[begin SOURCE DATA]

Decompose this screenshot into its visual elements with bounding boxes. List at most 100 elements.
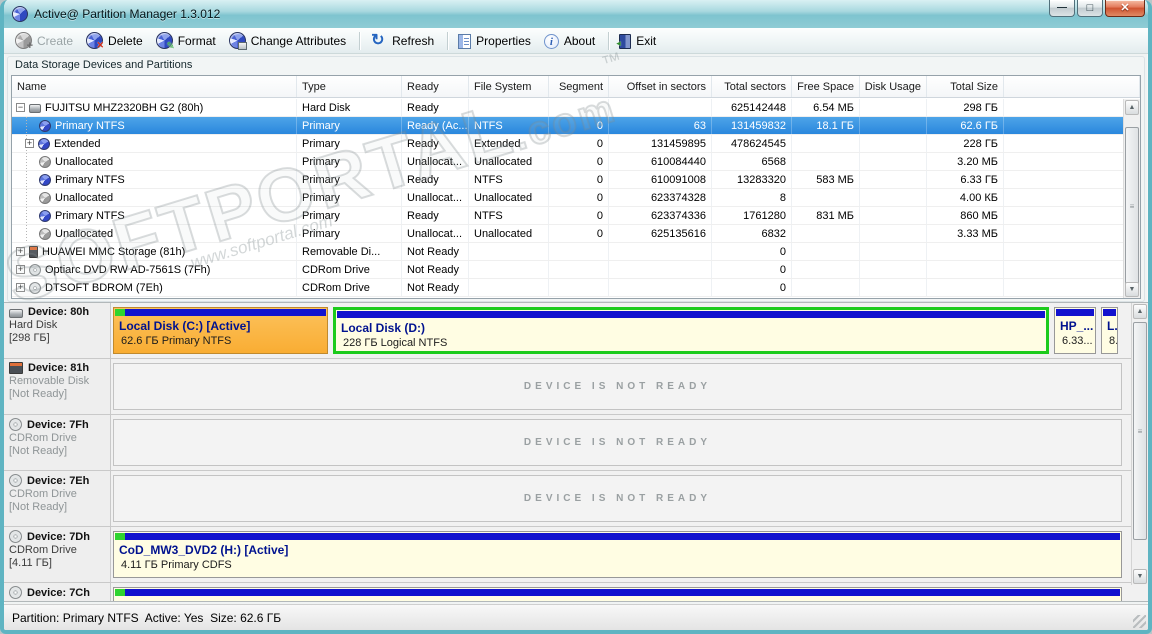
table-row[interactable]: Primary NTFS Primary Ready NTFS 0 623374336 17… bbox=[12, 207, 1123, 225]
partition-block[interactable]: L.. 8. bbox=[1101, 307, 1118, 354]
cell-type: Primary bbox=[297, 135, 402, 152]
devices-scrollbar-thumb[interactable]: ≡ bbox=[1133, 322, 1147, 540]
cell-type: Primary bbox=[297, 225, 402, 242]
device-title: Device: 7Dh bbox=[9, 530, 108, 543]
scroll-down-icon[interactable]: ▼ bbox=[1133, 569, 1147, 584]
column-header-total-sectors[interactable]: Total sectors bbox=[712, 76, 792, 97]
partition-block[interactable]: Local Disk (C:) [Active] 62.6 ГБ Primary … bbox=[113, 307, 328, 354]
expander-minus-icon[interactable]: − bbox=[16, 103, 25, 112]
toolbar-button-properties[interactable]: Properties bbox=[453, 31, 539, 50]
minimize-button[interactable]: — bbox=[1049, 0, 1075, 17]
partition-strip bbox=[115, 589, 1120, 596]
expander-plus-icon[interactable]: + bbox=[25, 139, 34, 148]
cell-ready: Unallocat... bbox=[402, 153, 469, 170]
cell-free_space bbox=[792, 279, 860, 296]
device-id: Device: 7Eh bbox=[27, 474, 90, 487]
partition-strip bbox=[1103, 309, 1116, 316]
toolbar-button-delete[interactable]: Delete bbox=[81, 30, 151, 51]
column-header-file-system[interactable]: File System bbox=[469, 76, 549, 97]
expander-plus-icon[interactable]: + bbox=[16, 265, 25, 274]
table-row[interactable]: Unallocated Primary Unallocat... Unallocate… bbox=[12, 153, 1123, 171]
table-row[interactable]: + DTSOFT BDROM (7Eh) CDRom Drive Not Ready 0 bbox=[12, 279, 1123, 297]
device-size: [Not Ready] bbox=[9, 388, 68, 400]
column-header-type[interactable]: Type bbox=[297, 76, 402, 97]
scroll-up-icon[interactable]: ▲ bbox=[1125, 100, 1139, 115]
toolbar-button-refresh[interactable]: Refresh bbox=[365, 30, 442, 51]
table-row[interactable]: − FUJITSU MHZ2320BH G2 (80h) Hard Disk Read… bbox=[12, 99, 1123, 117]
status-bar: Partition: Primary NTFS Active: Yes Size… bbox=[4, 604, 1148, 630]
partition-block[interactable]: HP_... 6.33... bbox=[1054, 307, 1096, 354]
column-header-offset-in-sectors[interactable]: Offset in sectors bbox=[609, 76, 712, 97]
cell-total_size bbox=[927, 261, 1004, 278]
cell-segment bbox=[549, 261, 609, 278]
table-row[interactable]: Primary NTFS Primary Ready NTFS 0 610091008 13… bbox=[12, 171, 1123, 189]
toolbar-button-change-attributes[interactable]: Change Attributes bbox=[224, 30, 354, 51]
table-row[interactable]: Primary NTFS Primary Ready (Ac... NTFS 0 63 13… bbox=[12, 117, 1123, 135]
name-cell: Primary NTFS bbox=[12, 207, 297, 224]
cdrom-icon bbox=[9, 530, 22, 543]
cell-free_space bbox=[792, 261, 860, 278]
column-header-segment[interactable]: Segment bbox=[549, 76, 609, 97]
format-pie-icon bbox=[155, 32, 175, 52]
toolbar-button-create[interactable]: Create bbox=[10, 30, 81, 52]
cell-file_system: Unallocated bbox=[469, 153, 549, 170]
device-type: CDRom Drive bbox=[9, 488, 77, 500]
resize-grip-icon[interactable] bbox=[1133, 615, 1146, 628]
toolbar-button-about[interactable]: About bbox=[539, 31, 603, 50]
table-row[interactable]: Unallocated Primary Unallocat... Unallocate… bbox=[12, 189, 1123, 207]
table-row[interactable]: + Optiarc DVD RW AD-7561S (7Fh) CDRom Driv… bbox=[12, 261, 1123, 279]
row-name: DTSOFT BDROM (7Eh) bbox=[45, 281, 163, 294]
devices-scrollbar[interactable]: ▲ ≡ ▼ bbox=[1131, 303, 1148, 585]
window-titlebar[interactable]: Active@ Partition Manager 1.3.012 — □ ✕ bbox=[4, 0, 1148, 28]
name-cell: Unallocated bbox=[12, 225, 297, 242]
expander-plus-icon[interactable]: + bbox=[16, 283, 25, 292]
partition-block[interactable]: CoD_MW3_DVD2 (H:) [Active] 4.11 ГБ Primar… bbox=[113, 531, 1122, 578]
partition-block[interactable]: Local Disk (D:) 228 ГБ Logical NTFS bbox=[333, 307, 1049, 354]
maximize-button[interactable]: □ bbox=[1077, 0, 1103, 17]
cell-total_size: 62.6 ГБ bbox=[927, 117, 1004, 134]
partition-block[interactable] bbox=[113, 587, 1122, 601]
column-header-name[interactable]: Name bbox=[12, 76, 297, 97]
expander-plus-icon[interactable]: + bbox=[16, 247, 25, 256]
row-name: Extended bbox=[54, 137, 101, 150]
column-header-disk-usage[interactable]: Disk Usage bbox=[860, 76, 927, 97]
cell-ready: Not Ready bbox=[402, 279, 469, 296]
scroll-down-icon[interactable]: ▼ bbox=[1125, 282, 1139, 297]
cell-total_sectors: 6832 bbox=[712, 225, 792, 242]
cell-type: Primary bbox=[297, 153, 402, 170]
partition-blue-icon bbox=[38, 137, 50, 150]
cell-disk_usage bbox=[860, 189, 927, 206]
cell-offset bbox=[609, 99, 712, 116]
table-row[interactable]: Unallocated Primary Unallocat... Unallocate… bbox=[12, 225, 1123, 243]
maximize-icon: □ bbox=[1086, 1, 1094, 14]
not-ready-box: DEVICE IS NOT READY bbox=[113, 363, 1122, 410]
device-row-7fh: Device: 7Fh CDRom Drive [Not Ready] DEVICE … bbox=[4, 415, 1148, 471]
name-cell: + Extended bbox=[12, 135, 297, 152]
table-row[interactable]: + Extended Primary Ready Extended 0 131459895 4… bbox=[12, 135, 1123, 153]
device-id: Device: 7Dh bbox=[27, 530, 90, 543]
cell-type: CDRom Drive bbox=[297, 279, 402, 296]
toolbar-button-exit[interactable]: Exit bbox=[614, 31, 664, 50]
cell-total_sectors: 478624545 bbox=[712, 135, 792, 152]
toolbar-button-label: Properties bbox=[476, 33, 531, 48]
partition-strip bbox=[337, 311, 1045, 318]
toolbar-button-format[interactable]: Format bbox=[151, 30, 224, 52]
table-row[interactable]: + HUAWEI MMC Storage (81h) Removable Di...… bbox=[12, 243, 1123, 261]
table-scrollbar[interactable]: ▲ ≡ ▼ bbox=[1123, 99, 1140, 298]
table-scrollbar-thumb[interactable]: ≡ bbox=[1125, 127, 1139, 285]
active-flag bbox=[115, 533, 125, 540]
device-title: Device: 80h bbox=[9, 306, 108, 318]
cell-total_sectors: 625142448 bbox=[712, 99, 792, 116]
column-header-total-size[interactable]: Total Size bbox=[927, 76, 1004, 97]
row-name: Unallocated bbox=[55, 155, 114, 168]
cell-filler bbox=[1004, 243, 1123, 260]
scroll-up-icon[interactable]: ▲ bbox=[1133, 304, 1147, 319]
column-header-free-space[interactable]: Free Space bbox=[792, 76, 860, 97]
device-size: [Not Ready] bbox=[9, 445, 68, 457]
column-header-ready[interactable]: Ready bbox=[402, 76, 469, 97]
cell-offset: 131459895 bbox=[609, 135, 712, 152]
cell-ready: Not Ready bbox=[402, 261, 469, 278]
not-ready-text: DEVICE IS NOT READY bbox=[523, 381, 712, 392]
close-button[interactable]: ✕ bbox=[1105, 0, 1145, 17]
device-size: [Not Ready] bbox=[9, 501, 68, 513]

[end SOURCE DATA]
[begin SOURCE DATA]

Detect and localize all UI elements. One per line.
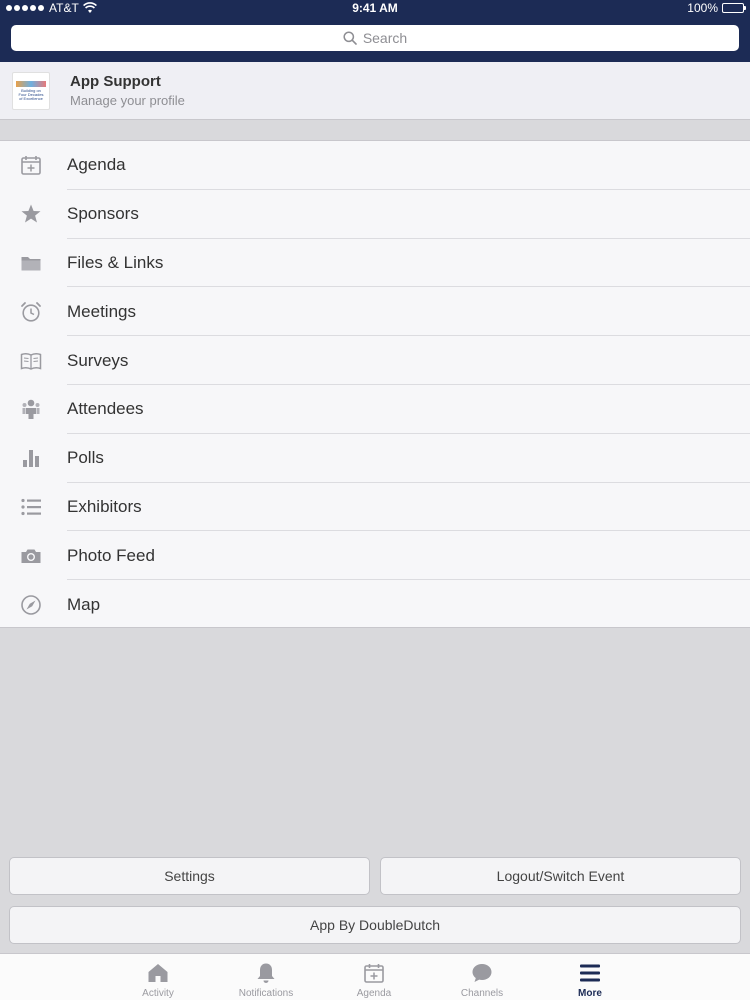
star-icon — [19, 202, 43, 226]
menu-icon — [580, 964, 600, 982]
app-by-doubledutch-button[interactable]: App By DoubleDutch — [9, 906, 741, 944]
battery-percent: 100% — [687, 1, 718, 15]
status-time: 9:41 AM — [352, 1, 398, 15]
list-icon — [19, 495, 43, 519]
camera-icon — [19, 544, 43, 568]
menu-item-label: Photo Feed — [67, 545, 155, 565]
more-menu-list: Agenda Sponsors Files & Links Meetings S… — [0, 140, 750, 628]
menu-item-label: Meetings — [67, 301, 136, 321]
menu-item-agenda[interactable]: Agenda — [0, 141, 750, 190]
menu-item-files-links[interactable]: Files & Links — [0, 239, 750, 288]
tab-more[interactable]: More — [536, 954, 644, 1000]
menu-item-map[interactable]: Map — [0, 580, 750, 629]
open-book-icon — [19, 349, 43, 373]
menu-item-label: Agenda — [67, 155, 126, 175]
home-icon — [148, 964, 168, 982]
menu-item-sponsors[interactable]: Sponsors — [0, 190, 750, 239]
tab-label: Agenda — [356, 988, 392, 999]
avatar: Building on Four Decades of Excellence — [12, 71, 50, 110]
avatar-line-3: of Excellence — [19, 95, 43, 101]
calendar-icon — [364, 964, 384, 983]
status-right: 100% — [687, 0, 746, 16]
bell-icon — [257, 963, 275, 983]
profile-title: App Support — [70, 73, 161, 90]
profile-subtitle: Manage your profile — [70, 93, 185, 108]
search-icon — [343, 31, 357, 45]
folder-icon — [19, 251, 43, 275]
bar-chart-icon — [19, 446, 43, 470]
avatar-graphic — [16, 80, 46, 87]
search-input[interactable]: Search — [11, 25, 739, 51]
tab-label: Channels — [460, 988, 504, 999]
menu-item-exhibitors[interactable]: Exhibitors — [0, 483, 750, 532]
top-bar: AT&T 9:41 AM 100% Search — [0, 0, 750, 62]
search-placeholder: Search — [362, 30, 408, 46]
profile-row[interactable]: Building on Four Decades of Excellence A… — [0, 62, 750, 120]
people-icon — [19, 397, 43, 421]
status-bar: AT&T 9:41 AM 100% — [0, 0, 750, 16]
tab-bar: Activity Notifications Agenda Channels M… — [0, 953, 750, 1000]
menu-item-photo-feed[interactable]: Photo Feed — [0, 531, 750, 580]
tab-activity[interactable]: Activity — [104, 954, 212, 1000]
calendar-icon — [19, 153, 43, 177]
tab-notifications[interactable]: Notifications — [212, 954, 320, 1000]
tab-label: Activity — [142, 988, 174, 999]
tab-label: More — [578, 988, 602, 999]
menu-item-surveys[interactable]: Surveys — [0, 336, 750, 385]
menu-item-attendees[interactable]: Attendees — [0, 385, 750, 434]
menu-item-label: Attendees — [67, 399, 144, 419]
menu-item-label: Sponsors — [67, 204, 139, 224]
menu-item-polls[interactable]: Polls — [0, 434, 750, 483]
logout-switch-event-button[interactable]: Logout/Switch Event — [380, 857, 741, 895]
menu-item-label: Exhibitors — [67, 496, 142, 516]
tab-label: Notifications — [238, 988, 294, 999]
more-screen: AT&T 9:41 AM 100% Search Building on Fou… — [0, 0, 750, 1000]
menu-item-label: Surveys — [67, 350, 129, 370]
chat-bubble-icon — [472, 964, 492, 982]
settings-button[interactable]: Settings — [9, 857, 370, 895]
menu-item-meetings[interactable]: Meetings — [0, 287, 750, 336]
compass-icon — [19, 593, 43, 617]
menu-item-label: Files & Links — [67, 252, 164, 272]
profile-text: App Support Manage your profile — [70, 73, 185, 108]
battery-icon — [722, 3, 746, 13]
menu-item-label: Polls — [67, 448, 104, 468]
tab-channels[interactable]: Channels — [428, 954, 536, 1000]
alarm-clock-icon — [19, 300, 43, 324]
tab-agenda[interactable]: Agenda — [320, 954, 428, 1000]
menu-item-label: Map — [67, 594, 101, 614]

[end SOURCE DATA]

#### PROBLEM DESCRIPTION:
Copy the stretch of data from the line containing "star-icon — [19, 202, 43, 226]" through the line containing "menu-item-label: Photo Feed", including both of those lines, with every character unchanged.

#### SOLUTION:
star-icon — [19, 202, 43, 226]
menu-icon — [580, 964, 600, 982]
app-by-doubledutch-button[interactable]: App By DoubleDutch — [9, 906, 741, 944]
battery-percent: 100% — [687, 1, 718, 15]
status-time: 9:41 AM — [352, 1, 398, 15]
list-icon — [19, 495, 43, 519]
camera-icon — [19, 544, 43, 568]
menu-item-label: Photo Feed — [67, 545, 155, 565]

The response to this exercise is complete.